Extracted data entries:
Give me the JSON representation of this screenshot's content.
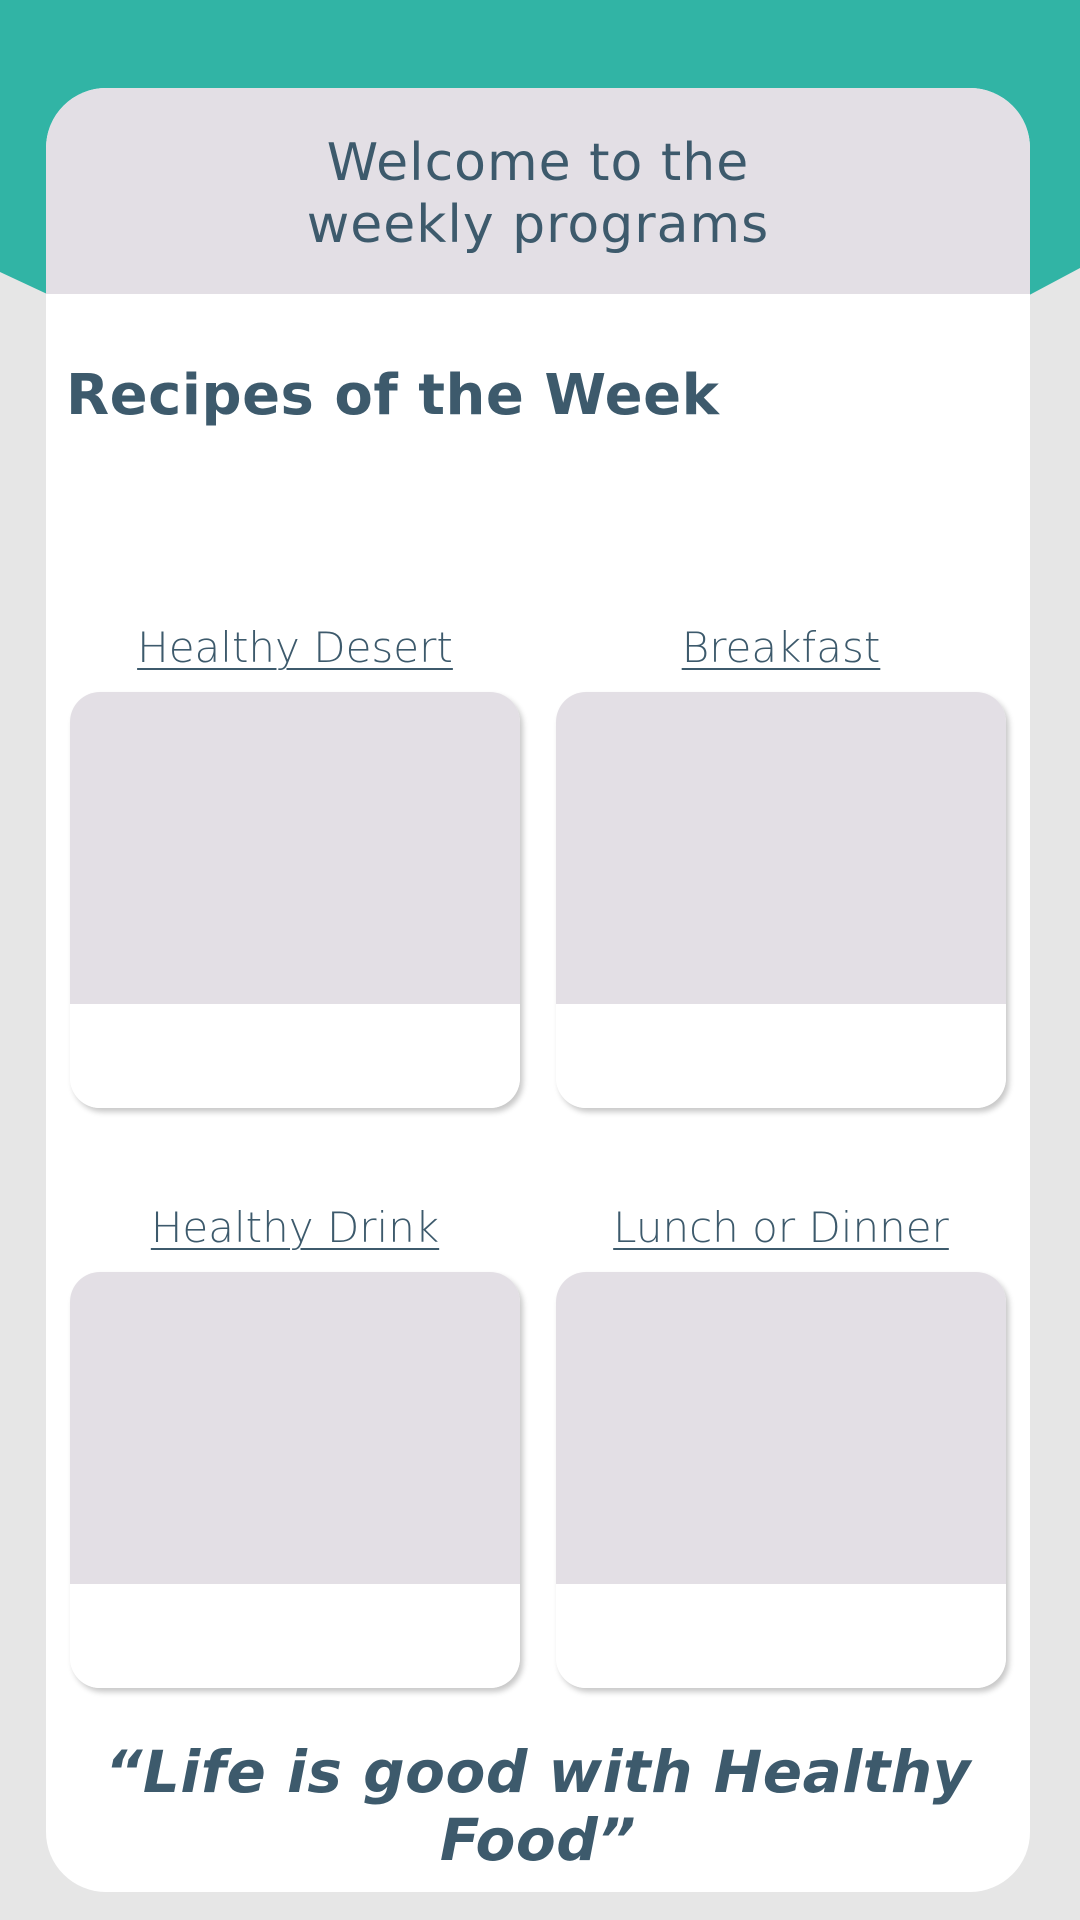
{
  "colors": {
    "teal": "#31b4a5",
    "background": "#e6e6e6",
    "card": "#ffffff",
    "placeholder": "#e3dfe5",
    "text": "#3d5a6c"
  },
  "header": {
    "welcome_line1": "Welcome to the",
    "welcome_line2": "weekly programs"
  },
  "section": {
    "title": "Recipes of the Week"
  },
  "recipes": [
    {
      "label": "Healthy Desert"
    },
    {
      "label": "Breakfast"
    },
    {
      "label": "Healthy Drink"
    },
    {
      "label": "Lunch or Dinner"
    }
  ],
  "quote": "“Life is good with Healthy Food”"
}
* * *
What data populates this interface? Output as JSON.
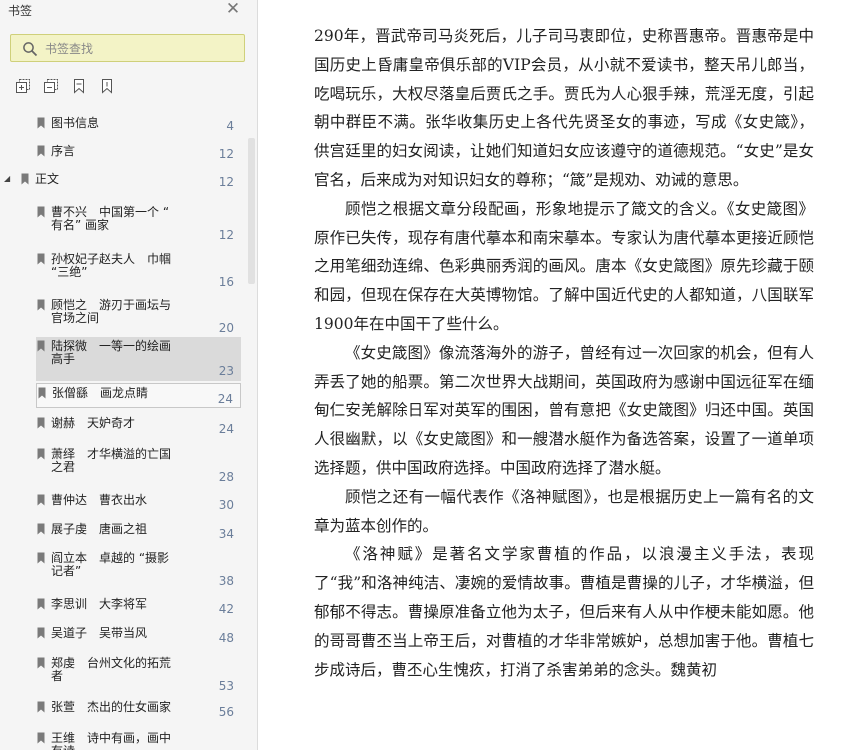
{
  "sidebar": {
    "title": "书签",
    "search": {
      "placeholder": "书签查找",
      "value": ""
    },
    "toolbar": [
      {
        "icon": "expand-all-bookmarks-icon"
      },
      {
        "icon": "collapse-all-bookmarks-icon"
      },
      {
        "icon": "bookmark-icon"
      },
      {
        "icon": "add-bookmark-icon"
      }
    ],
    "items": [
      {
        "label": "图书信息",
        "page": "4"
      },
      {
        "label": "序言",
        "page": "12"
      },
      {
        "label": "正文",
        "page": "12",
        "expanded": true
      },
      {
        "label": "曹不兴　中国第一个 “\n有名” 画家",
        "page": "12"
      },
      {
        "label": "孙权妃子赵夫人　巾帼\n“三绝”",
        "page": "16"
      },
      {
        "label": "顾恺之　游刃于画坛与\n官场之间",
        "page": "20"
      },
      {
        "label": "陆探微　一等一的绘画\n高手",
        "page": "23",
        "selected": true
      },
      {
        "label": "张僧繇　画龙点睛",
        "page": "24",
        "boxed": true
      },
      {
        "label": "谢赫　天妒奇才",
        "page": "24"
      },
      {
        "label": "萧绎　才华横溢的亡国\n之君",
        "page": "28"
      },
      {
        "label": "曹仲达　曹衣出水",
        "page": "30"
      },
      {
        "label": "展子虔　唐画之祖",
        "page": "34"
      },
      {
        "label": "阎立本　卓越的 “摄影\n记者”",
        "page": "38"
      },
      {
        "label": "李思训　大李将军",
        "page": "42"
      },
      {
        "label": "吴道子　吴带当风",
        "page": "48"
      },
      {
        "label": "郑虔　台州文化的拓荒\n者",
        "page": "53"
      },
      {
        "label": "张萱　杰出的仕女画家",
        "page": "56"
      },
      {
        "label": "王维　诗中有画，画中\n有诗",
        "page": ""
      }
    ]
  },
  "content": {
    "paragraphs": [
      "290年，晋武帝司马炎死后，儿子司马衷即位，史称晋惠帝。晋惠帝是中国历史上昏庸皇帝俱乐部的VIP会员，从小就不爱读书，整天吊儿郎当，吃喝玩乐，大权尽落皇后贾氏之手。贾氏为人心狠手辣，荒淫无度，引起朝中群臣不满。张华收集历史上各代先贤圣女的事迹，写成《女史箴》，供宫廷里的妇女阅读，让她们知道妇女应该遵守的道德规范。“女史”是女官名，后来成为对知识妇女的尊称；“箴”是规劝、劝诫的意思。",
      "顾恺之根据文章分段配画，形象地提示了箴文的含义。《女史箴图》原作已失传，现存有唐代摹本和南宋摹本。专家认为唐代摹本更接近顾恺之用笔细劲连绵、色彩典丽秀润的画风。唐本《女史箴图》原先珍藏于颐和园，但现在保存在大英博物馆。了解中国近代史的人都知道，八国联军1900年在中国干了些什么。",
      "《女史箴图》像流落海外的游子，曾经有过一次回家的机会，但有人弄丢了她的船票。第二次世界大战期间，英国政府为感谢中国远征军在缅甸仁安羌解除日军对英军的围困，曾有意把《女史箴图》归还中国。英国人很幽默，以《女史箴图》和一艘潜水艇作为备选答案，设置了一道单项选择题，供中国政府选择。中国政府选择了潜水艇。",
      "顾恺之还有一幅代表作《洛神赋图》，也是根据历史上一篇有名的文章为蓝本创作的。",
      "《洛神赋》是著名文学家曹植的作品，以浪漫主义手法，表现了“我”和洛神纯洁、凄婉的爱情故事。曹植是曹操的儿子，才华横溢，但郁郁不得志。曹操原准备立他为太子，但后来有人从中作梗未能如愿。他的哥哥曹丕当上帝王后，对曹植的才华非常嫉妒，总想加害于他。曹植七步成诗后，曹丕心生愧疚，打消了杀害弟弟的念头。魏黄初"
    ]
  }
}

Task to complete:
Copy out each line of the material that holds the word "JSON".

Exercise answer:
Give me the JSON representation of this screenshot's content.
What data populates this interface? Output as JSON.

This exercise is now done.